YOUR TASK — Give the entries again exactly, every one of them.

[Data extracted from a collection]
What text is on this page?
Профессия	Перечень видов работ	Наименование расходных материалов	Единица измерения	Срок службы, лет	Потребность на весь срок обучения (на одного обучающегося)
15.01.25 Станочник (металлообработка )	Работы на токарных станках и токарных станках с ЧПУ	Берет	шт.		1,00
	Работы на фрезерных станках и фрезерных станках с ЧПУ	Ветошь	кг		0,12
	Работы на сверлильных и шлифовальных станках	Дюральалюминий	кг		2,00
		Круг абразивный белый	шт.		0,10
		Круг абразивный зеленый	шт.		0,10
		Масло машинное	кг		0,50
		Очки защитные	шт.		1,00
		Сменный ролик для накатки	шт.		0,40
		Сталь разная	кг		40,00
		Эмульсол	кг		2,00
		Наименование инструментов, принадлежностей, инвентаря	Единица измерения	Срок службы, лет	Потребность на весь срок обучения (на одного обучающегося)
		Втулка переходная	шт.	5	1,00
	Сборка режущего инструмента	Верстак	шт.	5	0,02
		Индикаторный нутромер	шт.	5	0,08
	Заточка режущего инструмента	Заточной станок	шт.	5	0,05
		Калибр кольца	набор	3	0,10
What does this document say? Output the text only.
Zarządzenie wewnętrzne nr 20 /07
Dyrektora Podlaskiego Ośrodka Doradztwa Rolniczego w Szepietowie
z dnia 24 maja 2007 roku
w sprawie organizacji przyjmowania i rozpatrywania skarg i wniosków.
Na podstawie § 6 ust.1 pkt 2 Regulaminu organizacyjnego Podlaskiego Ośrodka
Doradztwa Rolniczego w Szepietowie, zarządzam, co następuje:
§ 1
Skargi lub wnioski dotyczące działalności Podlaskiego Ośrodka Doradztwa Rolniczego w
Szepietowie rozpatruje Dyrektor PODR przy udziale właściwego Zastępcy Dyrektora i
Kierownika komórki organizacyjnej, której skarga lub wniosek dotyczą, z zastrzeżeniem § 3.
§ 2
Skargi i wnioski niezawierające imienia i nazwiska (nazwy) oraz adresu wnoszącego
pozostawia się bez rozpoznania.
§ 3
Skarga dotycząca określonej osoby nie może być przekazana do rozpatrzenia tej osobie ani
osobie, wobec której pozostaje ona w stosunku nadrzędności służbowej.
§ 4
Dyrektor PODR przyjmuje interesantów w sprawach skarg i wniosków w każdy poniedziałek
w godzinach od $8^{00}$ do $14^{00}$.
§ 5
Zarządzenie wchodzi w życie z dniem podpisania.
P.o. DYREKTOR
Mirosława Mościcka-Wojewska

OUTPUT BELOW —
What text is on this page?
Профессия	Перечень видов работ	Наименование расходных материалов	Единица измерения	Срок службы, лет	Потребность на весь срок обучения (на одного обучающегося)
15.01.25 Станочник (металлообработка )	Работы на токарных станках и токарных станках с ЧПУ	Берет	шт.		1,00
	Работы на фрезерных станках и фрезерных станках с ЧПУ	Ветошь	кг		0,12
	Работы на сверлильных и шлифовальных станках	Дюральалюминий	кг		2,00
		Круг абразивный белый	шт.		0,10
		Круг абразивный зеленый	шт.		0,10
		Масло машинное	кг		0,50
		Очки защитные	шт.		1,00
		Сменный ролик для накатки	шт.		0,40
		Сталь разная	кг		40,00
		Эмульсол	кг		2,00
		Наименование инструментов, принадлежностей, инвентаря	Единица измерения	Срок службы, лет	Потребность на весь срок обучения (на одного обучающегося)
		Втулка переходная	шт.	5	1,00
	Сборка режущего инструмента	Верстак	шт.	5	0,02
		Индикаторный нутромер	шт.	5	0,08
	Заточка режущего инструмента	Заточной станок	шт.	5	0,05
		Калибр кольца	набор	3	0,10
What does this document say? Output the text only.
Zarządzenie wewnętrzne nr 20 /07
Dyrektora Podlaskiego Ośrodka Doradztwa Rolniczego w Szepietowie
z dnia 24 maja 2007 roku
w sprawie organizacji przyjmowania i rozpatrywania skarg i wniosków.
Na podstawie § 6 ust.1 pkt 2 Regulaminu organizacyjnego Podlaskiego Ośrodka
Doradztwa Rolniczego w Szepietowie, zarządzam, co następuje:
§ 1
Skargi lub wnioski dotyczące działalności Podlaskiego Ośrodka Doradztwa Rolniczego w
Szepietowie rozpatruje Dyrektor PODR przy udziale właściwego Zastępcy Dyrektora i
Kierownika komórki organizacyjnej, której skarga lub wniosek dotyczą, z zastrzeżeniem § 3.
§ 2
Skargi i wnioski niezawierające imienia i nazwiska (nazwy) oraz adresu wnoszącego
pozostawia się bez rozpoznania.
§ 3
Skarga dotycząca określonej osoby nie może być przekazana do rozpatrzenia tej osobie ani
osobie, wobec której pozostaje ona w stosunku nadrzędności służbowej.
§ 4
Dyrektor PODR przyjmuje interesantów w sprawach skarg i wniosków w każdy poniedziałek
w godzinach od $8^{00}$ do $14^{00}$.
§ 5
Zarządzenie wchodzi w życie z dniem podpisania.
P.o. DYREKTOR
Mirosława Mościcka-Wojewska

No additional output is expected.